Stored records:

*****

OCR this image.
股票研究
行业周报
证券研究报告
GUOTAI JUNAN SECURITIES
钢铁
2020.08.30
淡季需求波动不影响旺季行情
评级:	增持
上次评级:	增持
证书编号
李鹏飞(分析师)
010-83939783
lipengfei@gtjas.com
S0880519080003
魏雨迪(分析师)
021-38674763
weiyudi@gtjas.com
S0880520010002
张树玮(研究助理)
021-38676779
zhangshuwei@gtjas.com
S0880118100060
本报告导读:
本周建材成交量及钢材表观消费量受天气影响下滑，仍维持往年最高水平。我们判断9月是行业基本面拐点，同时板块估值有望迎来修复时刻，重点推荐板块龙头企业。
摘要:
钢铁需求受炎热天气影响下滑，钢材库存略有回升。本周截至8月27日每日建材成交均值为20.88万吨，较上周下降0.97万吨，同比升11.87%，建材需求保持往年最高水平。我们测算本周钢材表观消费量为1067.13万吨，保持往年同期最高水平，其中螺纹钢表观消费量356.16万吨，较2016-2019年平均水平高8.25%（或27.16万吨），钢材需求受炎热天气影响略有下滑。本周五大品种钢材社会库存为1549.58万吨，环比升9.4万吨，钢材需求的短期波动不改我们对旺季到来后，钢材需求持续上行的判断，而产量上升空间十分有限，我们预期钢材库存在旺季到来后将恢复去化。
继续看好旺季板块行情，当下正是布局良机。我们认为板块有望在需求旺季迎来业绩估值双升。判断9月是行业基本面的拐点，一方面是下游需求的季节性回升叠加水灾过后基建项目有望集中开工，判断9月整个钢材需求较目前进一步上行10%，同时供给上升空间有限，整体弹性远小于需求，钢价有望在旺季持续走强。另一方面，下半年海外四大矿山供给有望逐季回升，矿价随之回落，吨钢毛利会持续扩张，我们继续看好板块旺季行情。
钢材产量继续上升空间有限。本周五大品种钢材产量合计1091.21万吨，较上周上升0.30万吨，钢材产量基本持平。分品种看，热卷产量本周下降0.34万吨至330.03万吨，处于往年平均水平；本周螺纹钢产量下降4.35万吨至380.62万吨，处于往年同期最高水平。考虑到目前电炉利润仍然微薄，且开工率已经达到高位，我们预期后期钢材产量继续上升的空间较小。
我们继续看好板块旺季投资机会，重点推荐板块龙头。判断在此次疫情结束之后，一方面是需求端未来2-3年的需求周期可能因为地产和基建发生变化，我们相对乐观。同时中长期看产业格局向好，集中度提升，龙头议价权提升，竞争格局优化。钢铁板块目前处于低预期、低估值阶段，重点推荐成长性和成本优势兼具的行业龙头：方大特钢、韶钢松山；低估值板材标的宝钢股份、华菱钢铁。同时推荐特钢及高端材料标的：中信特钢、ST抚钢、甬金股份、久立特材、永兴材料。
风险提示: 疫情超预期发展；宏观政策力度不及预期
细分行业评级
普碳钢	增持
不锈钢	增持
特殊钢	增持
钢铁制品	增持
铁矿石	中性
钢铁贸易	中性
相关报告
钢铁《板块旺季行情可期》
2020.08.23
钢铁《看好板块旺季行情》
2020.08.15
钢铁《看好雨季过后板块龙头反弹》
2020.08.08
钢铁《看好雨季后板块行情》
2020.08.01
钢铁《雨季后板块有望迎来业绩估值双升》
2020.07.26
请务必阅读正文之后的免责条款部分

*****

=== Task objective ===
Write the material out again word for word.

=== Correct answer ===
OCR this image.
股票研究
行业周报
证券研究报告
GUOTAI JUNAN SECURITIES
钢铁
2020.08.30
淡季需求波动不影响旺季行情
评级:	增持
上次评级:	增持
证书编号
李鹏飞(分析师)
010-83939783
lipengfei@gtjas.com
S0880519080003
魏雨迪(分析师)
021-38674763
weiyudi@gtjas.com
S0880520010002
张树玮(研究助理)
021-38676779
zhangshuwei@gtjas.com
S0880118100060
本报告导读:
本周建材成交量及钢材表观消费量受天气影响下滑，仍维持往年最高水平。我们判断9月是行业基本面拐点，同时板块估值有望迎来修复时刻，重点推荐板块龙头企业。
摘要:
钢铁需求受炎热天气影响下滑，钢材库存略有回升。本周截至8月27日每日建材成交均值为20.88万吨，较上周下降0.97万吨，同比升11.87%，建材需求保持往年最高水平。我们测算本周钢材表观消费量为1067.13万吨，保持往年同期最高水平，其中螺纹钢表观消费量356.16万吨，较2016-2019年平均水平高8.25%（或27.16万吨），钢材需求受炎热天气影响略有下滑。本周五大品种钢材社会库存为1549.58万吨，环比升9.4万吨，钢材需求的短期波动不改我们对旺季到来后，钢材需求持续上行的判断，而产量上升空间十分有限，我们预期钢材库存在旺季到来后将恢复去化。
继续看好旺季板块行情，当下正是布局良机。我们认为板块有望在需求旺季迎来业绩估值双升。判断9月是行业基本面的拐点，一方面是下游需求的季节性回升叠加水灾过后基建项目有望集中开工，判断9月整个钢材需求较目前进一步上行10%，同时供给上升空间有限，整体弹性远小于需求，钢价有望在旺季持续走强。另一方面，下半年海外四大矿山供给有望逐季回升，矿价随之回落，吨钢毛利会持续扩张，我们继续看好板块旺季行情。
钢材产量继续上升空间有限。本周五大品种钢材产量合计1091.21万吨，较上周上升0.30万吨，钢材产量基本持平。分品种看，热卷产量本周下降0.34万吨至330.03万吨，处于往年平均水平；本周螺纹钢产量下降4.35万吨至380.62万吨，处于往年同期最高水平。考虑到目前电炉利润仍然微薄，且开工率已经达到高位，我们预期后期钢材产量继续上升的空间较小。
我们继续看好板块旺季投资机会，重点推荐板块龙头。判断在此次疫情结束之后，一方面是需求端未来2-3年的需求周期可能因为地产和基建发生变化，我们相对乐观。同时中长期看产业格局向好，集中度提升，龙头议价权提升，竞争格局优化。钢铁板块目前处于低预期、低估值阶段，重点推荐成长性和成本优势兼具的行业龙头：方大特钢、韶钢松山；低估值板材标的宝钢股份、华菱钢铁。同时推荐特钢及高端材料标的：中信特钢、ST抚钢、甬金股份、久立特材、永兴材料。
风险提示: 疫情超预期发展；宏观政策力度不及预期
细分行业评级
普碳钢	增持
不锈钢	增持
特殊钢	增持
钢铁制品	增持
铁矿石	中性
钢铁贸易	中性
相关报告
钢铁《板块旺季行情可期》
2020.08.23
钢铁《看好板块旺季行情》
2020.08.15
钢铁《看好雨季过后板块龙头反弹》
2020.08.08
钢铁《看好雨季后板块行情》
2020.08.01
钢铁《雨季后板块有望迎来业绩估值双升》
2020.07.26
请务必阅读正文之后的免责条款部分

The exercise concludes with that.